(Entries taken from a collection)

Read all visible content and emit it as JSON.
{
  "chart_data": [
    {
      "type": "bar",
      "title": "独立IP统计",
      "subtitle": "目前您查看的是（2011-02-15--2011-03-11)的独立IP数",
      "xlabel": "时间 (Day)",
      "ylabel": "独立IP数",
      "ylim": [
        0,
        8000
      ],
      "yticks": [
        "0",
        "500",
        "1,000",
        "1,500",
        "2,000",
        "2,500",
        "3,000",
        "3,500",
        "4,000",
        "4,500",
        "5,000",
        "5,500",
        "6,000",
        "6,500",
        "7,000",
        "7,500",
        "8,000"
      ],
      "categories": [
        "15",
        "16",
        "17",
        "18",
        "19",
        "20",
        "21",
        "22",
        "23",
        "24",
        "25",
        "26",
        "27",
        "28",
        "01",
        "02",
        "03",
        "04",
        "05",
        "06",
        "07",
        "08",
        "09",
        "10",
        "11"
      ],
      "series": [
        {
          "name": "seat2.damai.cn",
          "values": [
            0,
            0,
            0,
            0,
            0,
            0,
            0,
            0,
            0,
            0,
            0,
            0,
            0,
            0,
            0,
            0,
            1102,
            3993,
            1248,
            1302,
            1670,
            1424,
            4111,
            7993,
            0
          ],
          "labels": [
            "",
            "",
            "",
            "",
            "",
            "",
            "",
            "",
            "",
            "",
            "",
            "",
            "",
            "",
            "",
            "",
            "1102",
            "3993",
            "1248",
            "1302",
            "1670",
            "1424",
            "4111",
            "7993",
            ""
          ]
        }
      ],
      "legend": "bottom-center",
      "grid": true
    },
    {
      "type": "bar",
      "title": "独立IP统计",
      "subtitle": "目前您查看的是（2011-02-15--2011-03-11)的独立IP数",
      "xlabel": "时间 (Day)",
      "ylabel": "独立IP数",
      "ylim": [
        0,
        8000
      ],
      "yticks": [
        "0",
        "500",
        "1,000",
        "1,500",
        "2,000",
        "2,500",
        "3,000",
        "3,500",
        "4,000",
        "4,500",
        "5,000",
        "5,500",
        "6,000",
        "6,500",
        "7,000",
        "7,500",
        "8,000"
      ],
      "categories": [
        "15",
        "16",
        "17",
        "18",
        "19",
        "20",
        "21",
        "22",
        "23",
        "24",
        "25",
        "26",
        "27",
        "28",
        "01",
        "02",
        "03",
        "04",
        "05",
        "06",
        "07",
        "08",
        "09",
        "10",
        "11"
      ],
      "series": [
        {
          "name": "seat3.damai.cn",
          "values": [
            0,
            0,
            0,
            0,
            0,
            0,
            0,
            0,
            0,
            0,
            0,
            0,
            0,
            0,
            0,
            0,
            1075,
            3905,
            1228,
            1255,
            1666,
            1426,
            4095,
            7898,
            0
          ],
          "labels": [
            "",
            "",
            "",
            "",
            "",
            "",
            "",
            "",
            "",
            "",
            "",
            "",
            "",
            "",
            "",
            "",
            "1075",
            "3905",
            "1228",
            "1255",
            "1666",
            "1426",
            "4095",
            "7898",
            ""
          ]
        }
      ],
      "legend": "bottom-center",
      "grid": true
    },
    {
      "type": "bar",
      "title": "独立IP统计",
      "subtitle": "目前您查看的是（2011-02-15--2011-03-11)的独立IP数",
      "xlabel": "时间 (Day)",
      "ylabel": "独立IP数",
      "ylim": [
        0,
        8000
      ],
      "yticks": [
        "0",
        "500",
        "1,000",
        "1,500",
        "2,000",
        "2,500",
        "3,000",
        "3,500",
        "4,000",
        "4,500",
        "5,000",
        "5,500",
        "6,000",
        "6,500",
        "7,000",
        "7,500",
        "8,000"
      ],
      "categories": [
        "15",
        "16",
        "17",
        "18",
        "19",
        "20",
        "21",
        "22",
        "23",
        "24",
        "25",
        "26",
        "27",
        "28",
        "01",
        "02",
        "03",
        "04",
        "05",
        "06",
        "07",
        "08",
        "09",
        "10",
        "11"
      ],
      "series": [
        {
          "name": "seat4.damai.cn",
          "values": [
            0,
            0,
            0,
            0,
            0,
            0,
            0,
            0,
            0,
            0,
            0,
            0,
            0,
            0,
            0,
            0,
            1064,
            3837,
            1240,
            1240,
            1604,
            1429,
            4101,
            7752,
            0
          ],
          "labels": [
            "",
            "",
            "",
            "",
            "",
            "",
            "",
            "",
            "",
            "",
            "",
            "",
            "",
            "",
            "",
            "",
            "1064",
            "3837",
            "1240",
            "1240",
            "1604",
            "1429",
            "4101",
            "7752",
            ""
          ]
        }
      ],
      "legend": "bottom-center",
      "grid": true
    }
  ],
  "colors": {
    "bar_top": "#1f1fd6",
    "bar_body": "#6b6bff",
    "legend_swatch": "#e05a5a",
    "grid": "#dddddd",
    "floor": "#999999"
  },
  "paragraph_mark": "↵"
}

• Given task:
Reproduce all of the material above word for word.

• Solution for this problem:
Read all visible content and emit it as JSON.
{
  "chart_data": [
    {
      "type": "bar",
      "title": "独立IP统计",
      "subtitle": "目前您查看的是（2011-02-15--2011-03-11)的独立IP数",
      "xlabel": "时间 (Day)",
      "ylabel": "独立IP数",
      "ylim": [
        0,
        8000
      ],
      "yticks": [
        "0",
        "500",
        "1,000",
        "1,500",
        "2,000",
        "2,500",
        "3,000",
        "3,500",
        "4,000",
        "4,500",
        "5,000",
        "5,500",
        "6,000",
        "6,500",
        "7,000",
        "7,500",
        "8,000"
      ],
      "categories": [
        "15",
        "16",
        "17",
        "18",
        "19",
        "20",
        "21",
        "22",
        "23",
        "24",
        "25",
        "26",
        "27",
        "28",
        "01",
        "02",
        "03",
        "04",
        "05",
        "06",
        "07",
        "08",
        "09",
        "10",
        "11"
      ],
      "series": [
        {
          "name": "seat2.damai.cn",
          "values": [
            0,
            0,
            0,
            0,
            0,
            0,
            0,
            0,
            0,
            0,
            0,
            0,
            0,
            0,
            0,
            0,
            1102,
            3993,
            1248,
            1302,
            1670,
            1424,
            4111,
            7993,
            0
          ],
          "labels": [
            "",
            "",
            "",
            "",
            "",
            "",
            "",
            "",
            "",
            "",
            "",
            "",
            "",
            "",
            "",
            "",
            "1102",
            "3993",
            "1248",
            "1302",
            "1670",
            "1424",
            "4111",
            "7993",
            ""
          ]
        }
      ],
      "legend": "bottom-center",
      "grid": true
    },
    {
      "type": "bar",
      "title": "独立IP统计",
      "subtitle": "目前您查看的是（2011-02-15--2011-03-11)的独立IP数",
      "xlabel": "时间 (Day)",
      "ylabel": "独立IP数",
      "ylim": [
        0,
        8000
      ],
      "yticks": [
        "0",
        "500",
        "1,000",
        "1,500",
        "2,000",
        "2,500",
        "3,000",
        "3,500",
        "4,000",
        "4,500",
        "5,000",
        "5,500",
        "6,000",
        "6,500",
        "7,000",
        "7,500",
        "8,000"
      ],
      "categories": [
        "15",
        "16",
        "17",
        "18",
        "19",
        "20",
        "21",
        "22",
        "23",
        "24",
        "25",
        "26",
        "27",
        "28",
        "01",
        "02",
        "03",
        "04",
        "05",
        "06",
        "07",
        "08",
        "09",
        "10",
        "11"
      ],
      "series": [
        {
          "name": "seat3.damai.cn",
          "values": [
            0,
            0,
            0,
            0,
            0,
            0,
            0,
            0,
            0,
            0,
            0,
            0,
            0,
            0,
            0,
            0,
            1075,
            3905,
            1228,
            1255,
            1666,
            1426,
            4095,
            7898,
            0
          ],
          "labels": [
            "",
            "",
            "",
            "",
            "",
            "",
            "",
            "",
            "",
            "",
            "",
            "",
            "",
            "",
            "",
            "",
            "1075",
            "3905",
            "1228",
            "1255",
            "1666",
            "1426",
            "4095",
            "7898",
            ""
          ]
        }
      ],
      "legend": "bottom-center",
      "grid": true
    },
    {
      "type": "bar",
      "title": "独立IP统计",
      "subtitle": "目前您查看的是（2011-02-15--2011-03-11)的独立IP数",
      "xlabel": "时间 (Day)",
      "ylabel": "独立IP数",
      "ylim": [
        0,
        8000
      ],
      "yticks": [
        "0",
        "500",
        "1,000",
        "1,500",
        "2,000",
        "2,500",
        "3,000",
        "3,500",
        "4,000",
        "4,500",
        "5,000",
        "5,500",
        "6,000",
        "6,500",
        "7,000",
        "7,500",
        "8,000"
      ],
      "categories": [
        "15",
        "16",
        "17",
        "18",
        "19",
        "20",
        "21",
        "22",
        "23",
        "24",
        "25",
        "26",
        "27",
        "28",
        "01",
        "02",
        "03",
        "04",
        "05",
        "06",
        "07",
        "08",
        "09",
        "10",
        "11"
      ],
      "series": [
        {
          "name": "seat4.damai.cn",
          "values": [
            0,
            0,
            0,
            0,
            0,
            0,
            0,
            0,
            0,
            0,
            0,
            0,
            0,
            0,
            0,
            0,
            1064,
            3837,
            1240,
            1240,
            1604,
            1429,
            4101,
            7752,
            0
          ],
          "labels": [
            "",
            "",
            "",
            "",
            "",
            "",
            "",
            "",
            "",
            "",
            "",
            "",
            "",
            "",
            "",
            "",
            "1064",
            "3837",
            "1240",
            "1240",
            "1604",
            "1429",
            "4101",
            "7752",
            ""
          ]
        }
      ],
      "legend": "bottom-center",
      "grid": true
    }
  ],
  "colors": {
    "bar_top": "#1f1fd6",
    "bar_body": "#6b6bff",
    "legend_swatch": "#e05a5a",
    "grid": "#dddddd",
    "floor": "#999999"
  },
  "paragraph_mark": "↵"
}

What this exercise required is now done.